Read the listing below and copy out every line that holds "sein".

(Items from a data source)
[start]
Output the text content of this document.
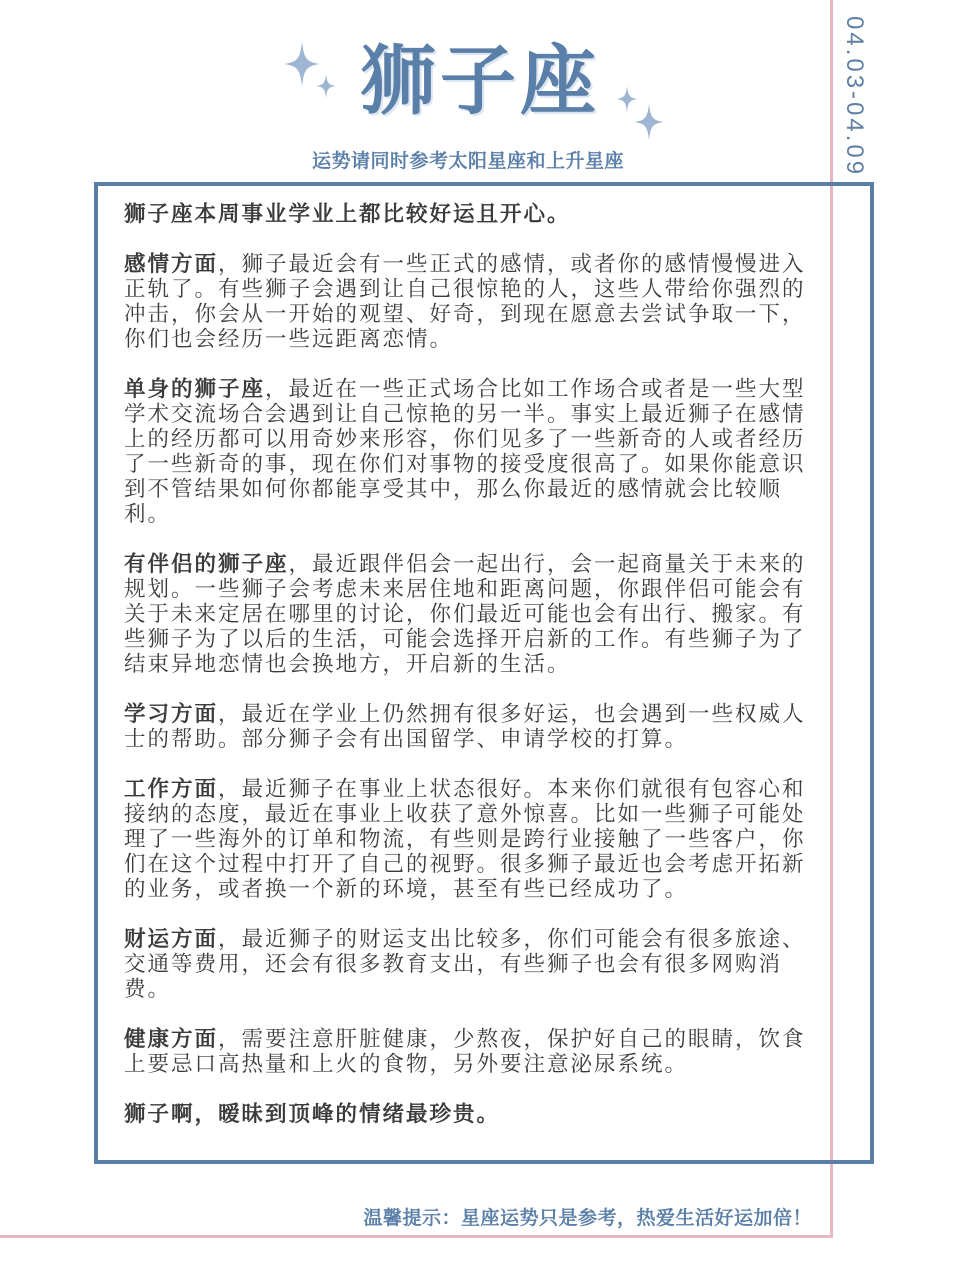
04.03-04.09
狮子座
运势请同时参考太阳星座和上升星座

狮子座本周事业学业上都比较好运且开心。

感情方面，狮子最近会有一些正式的感情，或者你的感情慢慢进入正轨了。有些狮子会遇到让自己很惊艳的人，这些人带给你强烈的冲击，你会从一开始的观望、好奇，到现在愿意去尝试争取一下，你们也会经历一些远距离恋情。

单身的狮子座，最近在一些正式场合比如工作场合或者是一些大型学术交流场合会遇到让自己惊艳的另一半。事实上最近狮子在感情上的经历都可以用奇妙来形容，你们见多了一些新奇的人或者经历了一些新奇的事，现在你们对事物的接受度很高了。如果你能意识到不管结果如何你都能享受其中，那么你最近的感情就会比较顺利。

有伴侣的狮子座，最近跟伴侣会一起出行，会一起商量关于未来的规划。一些狮子会考虑未来居住地和距离问题，你跟伴侣可能会有关于未来定居在哪里的讨论，你们最近可能也会有出行、搬家。有些狮子为了以后的生活，可能会选择开启新的工作。有些狮子为了结束异地恋情也会换地方，开启新的生活。

学习方面，最近在学业上仍然拥有很多好运，也会遇到一些权威人士的帮助。部分狮子会有出国留学、申请学校的打算。

工作方面，最近狮子在事业上状态很好。本来你们就很有包容心和接纳的态度，最近在事业上收获了意外惊喜。比如一些狮子可能处理了一些海外的订单和物流，有些则是跨行业接触了一些客户，你们在这个过程中打开了自己的视野。很多狮子最近也会考虑开拓新的业务，或者换一个新的环境，甚至有些已经成功了。

财运方面，最近狮子的财运支出比较多，你们可能会有很多旅途、交通等费用，还会有很多教育支出，有些狮子也会有很多网购消费。

健康方面，需要注意肝脏健康，少熬夜，保护好自己的眼睛，饮食上要忌口高热量和上火的食物，另外要注意泌尿系统。

狮子啊，暧昧到顶峰的情绪最珍贵。

温馨提示：星座运势只是参考，热爱生活好运加倍！
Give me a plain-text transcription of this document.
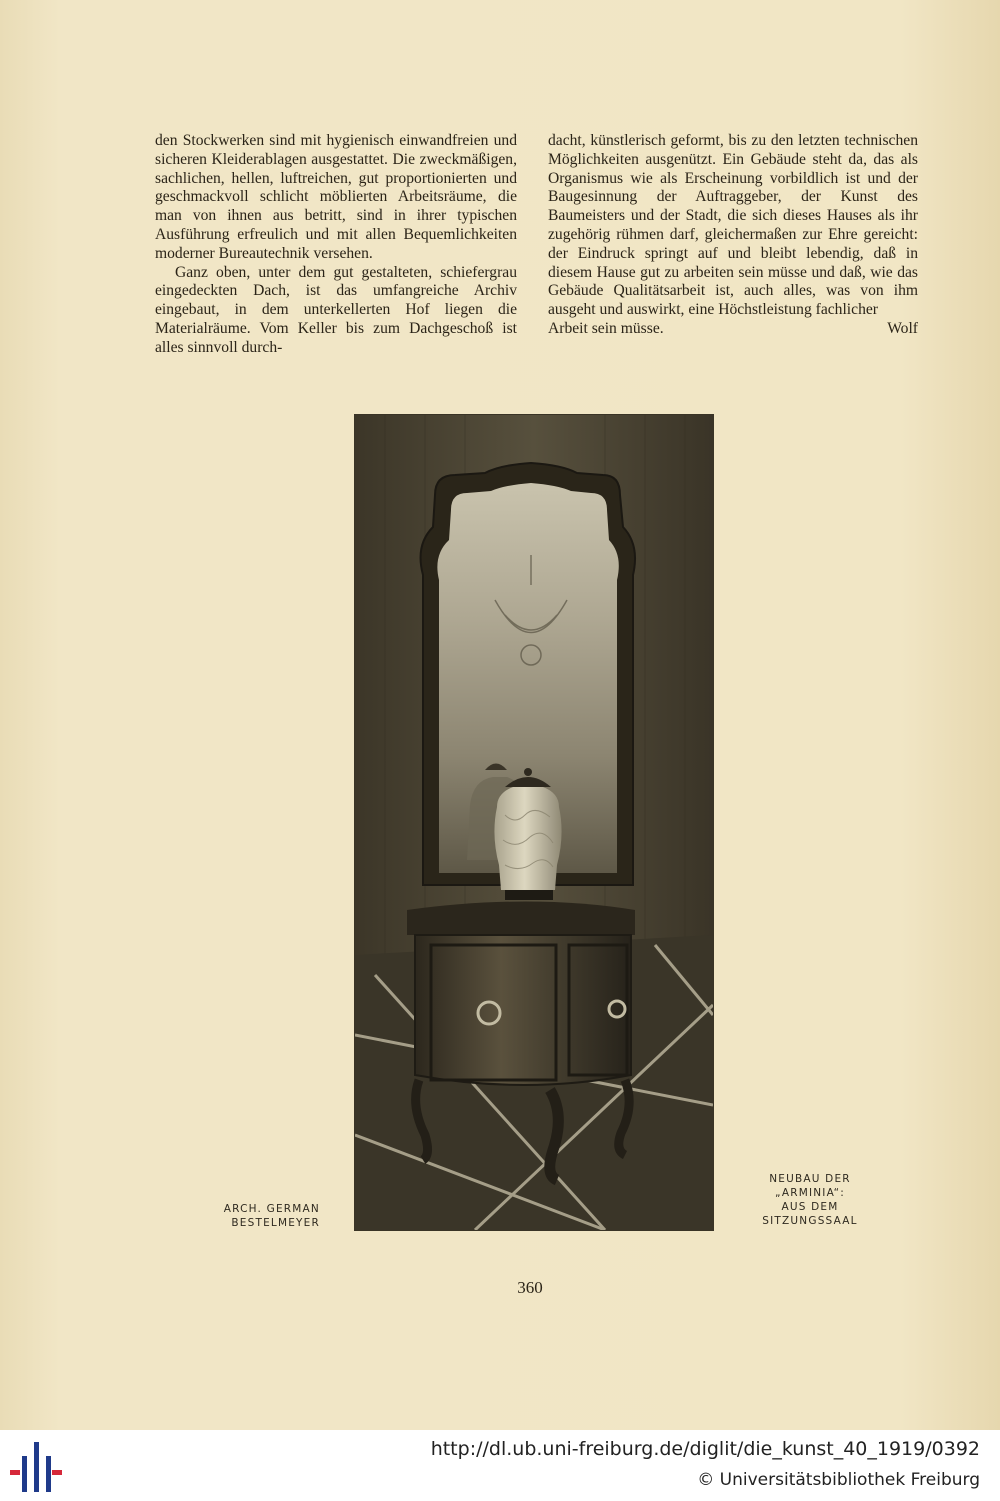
den Stockwerken sind mit hygienisch einwandfreien und sicheren Kleiderablagen ausgestattet. Die zweckmäßigen, sachlichen, hellen, luftreichen, gut proportionierten und geschmackvoll schlicht möblierten Arbeitsräume, die man von ihnen aus betritt, sind in ihrer typischen Ausführung erfreulich und mit allen Bequemlichkeiten moderner Bureautechnik versehen.

Ganz oben, unter dem gut gestalteten, schiefergrau eingedeckten Dach, ist das umfangreiche Archiv eingebaut, in dem unterkellerten Hof liegen die Materialräume. Vom Keller bis zum Dachgeschoß ist alles sinnvoll durch-

dacht, künstlerisch geformt, bis zu den letzten technischen Möglichkeiten ausgenützt. Ein Gebäude steht da, das als Organismus wie als Erscheinung vorbildlich ist und der Baugesinnung der Auftraggeber, der Kunst des Baumeisters und der Stadt, die sich dieses Hauses als ihr zugehörig rühmen darf, gleichermaßen zur Ehre gereicht: der Eindruck springt auf und bleibt lebendig, daß in diesem Hause gut zu arbeiten sein müsse und daß, wie das Gebäude Qualitätsarbeit ist, auch alles, was von ihm ausgeht und auswirkt, eine Höchstleistung fachlicher

Arbeit sein müsse.	Wolf
ARCH. GERMAN
BESTELMEYER
NEUBAU DER
„ARMINIA“:
AUS DEM
SITZUNGSSAAL
360
http://dl.ub.uni-freiburg.de/diglit/die_kunst_40_1919/0392
© Universitätsbibliothek Freiburg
[end]
** EXERCISE OUTPUT **
dacht, künstlerisch geformt, bis zu den letzten technischen Möglichkeiten ausgenützt. Ein Gebäude steht da, das als Organismus wie als Erscheinung vorbildlich ist und der Baugesinnung der Auftraggeber, der Kunst des Baumeisters und der Stadt, die sich dieses Hauses als ihr zugehörig rühmen darf, gleichermaßen zur Ehre gereicht: der Eindruck springt auf und bleibt lebendig, daß in diesem Hause gut zu arbeiten sein müsse und daß, wie das Gebäude Qualitätsarbeit ist, auch alles, was von ihm ausgeht und auswirkt, eine Höchstleistung fachlicher
Arbeit sein müsse.	Wolf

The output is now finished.